→ **Written instruction**: Your task is to reproduce the material exactly.

→ **Data**:

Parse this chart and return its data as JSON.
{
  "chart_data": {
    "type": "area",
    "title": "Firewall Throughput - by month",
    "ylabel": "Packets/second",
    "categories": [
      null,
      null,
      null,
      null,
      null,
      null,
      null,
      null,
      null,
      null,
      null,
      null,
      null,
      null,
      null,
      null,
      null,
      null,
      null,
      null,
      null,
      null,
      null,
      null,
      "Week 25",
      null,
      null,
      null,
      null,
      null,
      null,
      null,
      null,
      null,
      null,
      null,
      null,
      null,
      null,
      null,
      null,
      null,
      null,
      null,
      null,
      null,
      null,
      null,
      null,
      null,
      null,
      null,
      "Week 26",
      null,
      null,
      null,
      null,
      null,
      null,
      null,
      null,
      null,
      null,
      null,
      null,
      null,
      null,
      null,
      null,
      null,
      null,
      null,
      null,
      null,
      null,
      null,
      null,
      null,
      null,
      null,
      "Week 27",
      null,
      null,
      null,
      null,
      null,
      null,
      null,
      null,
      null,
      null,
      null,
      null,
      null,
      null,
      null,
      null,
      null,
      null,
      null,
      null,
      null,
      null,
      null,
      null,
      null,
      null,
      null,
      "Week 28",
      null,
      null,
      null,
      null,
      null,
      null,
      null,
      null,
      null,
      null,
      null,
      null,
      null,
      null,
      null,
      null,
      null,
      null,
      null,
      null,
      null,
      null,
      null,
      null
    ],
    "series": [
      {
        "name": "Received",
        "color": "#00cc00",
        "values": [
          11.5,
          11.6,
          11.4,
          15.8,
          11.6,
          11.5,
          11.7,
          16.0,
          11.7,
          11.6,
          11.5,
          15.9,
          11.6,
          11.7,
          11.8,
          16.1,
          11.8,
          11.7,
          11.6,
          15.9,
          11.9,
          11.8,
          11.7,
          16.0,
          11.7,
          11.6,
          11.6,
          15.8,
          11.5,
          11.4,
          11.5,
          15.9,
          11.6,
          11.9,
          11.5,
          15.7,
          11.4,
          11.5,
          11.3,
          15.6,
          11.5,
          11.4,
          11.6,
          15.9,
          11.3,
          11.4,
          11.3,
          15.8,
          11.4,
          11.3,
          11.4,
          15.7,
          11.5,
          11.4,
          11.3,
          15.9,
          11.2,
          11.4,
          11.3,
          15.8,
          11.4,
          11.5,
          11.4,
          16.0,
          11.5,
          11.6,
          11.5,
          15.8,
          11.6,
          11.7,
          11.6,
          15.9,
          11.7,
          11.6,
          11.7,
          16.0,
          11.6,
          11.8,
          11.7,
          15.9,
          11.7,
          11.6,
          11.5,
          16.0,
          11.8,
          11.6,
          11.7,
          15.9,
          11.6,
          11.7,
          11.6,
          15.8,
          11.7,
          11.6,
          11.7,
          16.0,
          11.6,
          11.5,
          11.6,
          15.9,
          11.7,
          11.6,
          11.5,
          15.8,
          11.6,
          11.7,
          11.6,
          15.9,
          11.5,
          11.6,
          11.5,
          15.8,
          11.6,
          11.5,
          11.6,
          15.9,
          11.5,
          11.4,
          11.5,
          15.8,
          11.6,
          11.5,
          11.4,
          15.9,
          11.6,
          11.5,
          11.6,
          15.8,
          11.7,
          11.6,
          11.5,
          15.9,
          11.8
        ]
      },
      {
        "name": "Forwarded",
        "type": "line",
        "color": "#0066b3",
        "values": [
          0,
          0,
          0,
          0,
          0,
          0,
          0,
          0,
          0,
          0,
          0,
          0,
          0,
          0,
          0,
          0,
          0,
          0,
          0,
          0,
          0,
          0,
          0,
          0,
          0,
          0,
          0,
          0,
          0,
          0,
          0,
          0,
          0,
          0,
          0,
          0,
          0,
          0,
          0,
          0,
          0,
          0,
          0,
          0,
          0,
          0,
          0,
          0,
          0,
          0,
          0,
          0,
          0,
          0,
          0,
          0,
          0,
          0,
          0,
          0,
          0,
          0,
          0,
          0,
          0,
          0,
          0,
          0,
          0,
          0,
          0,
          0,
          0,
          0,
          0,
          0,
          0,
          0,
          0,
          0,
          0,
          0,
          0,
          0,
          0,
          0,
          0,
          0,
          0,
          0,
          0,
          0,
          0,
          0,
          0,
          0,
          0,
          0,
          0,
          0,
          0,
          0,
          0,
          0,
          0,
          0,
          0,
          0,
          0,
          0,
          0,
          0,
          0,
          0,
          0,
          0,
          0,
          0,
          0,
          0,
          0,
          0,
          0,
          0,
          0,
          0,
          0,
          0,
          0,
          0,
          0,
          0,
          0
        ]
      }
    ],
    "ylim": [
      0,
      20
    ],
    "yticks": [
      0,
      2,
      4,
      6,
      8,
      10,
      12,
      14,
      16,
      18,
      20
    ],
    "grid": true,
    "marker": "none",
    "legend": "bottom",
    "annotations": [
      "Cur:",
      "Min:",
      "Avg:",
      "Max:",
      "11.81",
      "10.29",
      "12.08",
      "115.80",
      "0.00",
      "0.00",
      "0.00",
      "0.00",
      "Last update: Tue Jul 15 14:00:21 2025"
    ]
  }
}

→ **Answer**:
Parse this chart and return its data as JSON.
{
  "chart_data": {
    "type": "area",
    "title": "Firewall Throughput - by month",
    "ylabel": "Packets/second",
    "categories": [
      null,
      null,
      null,
      null,
      null,
      null,
      null,
      null,
      null,
      null,
      null,
      null,
      null,
      null,
      null,
      null,
      null,
      null,
      null,
      null,
      null,
      null,
      null,
      null,
      "Week 25",
      null,
      null,
      null,
      null,
      null,
      null,
      null,
      null,
      null,
      null,
      null,
      null,
      null,
      null,
      null,
      null,
      null,
      null,
      null,
      null,
      null,
      null,
      null,
      null,
      null,
      null,
      null,
      "Week 26",
      null,
      null,
      null,
      null,
      null,
      null,
      null,
      null,
      null,
      null,
      null,
      null,
      null,
      null,
      null,
      null,
      null,
      null,
      null,
      null,
      null,
      null,
      null,
      null,
      null,
      null,
      null,
      "Week 27",
      null,
      null,
      null,
      null,
      null,
      null,
      null,
      null,
      null,
      null,
      null,
      null,
      null,
      null,
      null,
      null,
      null,
      null,
      null,
      null,
      null,
      null,
      null,
      null,
      null,
      null,
      null,
      "Week 28",
      null,
      null,
      null,
      null,
      null,
      null,
      null,
      null,
      null,
      null,
      null,
      null,
      null,
      null,
      null,
      null,
      null,
      null,
      null,
      null,
      null,
      null,
      null,
      null
    ],
    "series": [
      {
        "name": "Received",
        "color": "#00cc00",
        "values": [
          11.5,
          11.6,
          11.4,
          15.8,
          11.6,
          11.5,
          11.7,
          16.0,
          11.7,
          11.6,
          11.5,
          15.9,
          11.6,
          11.7,
          11.8,
          16.1,
          11.8,
          11.7,
          11.6,
          15.9,
          11.9,
          11.8,
          11.7,
          16.0,
          11.7,
          11.6,
          11.6,
          15.8,
          11.5,
          11.4,
          11.5,
          15.9,
          11.6,
          11.9,
          11.5,
          15.7,
          11.4,
          11.5,
          11.3,
          15.6,
          11.5,
          11.4,
          11.6,
          15.9,
          11.3,
          11.4,
          11.3,
          15.8,
          11.4,
          11.3,
          11.4,
          15.7,
          11.5,
          11.4,
          11.3,
          15.9,
          11.2,
          11.4,
          11.3,
          15.8,
          11.4,
          11.5,
          11.4,
          16.0,
          11.5,
          11.6,
          11.5,
          15.8,
          11.6,
          11.7,
          11.6,
          15.9,
          11.7,
          11.6,
          11.7,
          16.0,
          11.6,
          11.8,
          11.7,
          15.9,
          11.7,
          11.6,
          11.5,
          16.0,
          11.8,
          11.6,
          11.7,
          15.9,
          11.6,
          11.7,
          11.6,
          15.8,
          11.7,
          11.6,
          11.7,
          16.0,
          11.6,
          11.5,
          11.6,
          15.9,
          11.7,
          11.6,
          11.5,
          15.8,
          11.6,
          11.7,
          11.6,
          15.9,
          11.5,
          11.6,
          11.5,
          15.8,
          11.6,
          11.5,
          11.6,
          15.9,
          11.5,
          11.4,
          11.5,
          15.8,
          11.6,
          11.5,
          11.4,
          15.9,
          11.6,
          11.5,
          11.6,
          15.8,
          11.7,
          11.6,
          11.5,
          15.9,
          11.8
        ]
      },
      {
        "name": "Forwarded",
        "type": "line",
        "color": "#0066b3",
        "values": [
          0,
          0,
          0,
          0,
          0,
          0,
          0,
          0,
          0,
          0,
          0,
          0,
          0,
          0,
          0,
          0,
          0,
          0,
          0,
          0,
          0,
          0,
          0,
          0,
          0,
          0,
          0,
          0,
          0,
          0,
          0,
          0,
          0,
          0,
          0,
          0,
          0,
          0,
          0,
          0,
          0,
          0,
          0,
          0,
          0,
          0,
          0,
          0,
          0,
          0,
          0,
          0,
          0,
          0,
          0,
          0,
          0,
          0,
          0,
          0,
          0,
          0,
          0,
          0,
          0,
          0,
          0,
          0,
          0,
          0,
          0,
          0,
          0,
          0,
          0,
          0,
          0,
          0,
          0,
          0,
          0,
          0,
          0,
          0,
          0,
          0,
          0,
          0,
          0,
          0,
          0,
          0,
          0,
          0,
          0,
          0,
          0,
          0,
          0,
          0,
          0,
          0,
          0,
          0,
          0,
          0,
          0,
          0,
          0,
          0,
          0,
          0,
          0,
          0,
          0,
          0,
          0,
          0,
          0,
          0,
          0,
          0,
          0,
          0,
          0,
          0,
          0,
          0,
          0,
          0,
          0,
          0,
          0
        ]
      }
    ],
    "ylim": [
      0,
      20
    ],
    "yticks": [
      0,
      2,
      4,
      6,
      8,
      10,
      12,
      14,
      16,
      18,
      20
    ],
    "grid": true,
    "marker": "none",
    "legend": "bottom",
    "annotations": [
      "Cur:",
      "Min:",
      "Avg:",
      "Max:",
      "11.81",
      "10.29",
      "12.08",
      "115.80",
      "0.00",
      "0.00",
      "0.00",
      "0.00",
      "Last update: Tue Jul 15 14:00:21 2025"
    ]
  }
}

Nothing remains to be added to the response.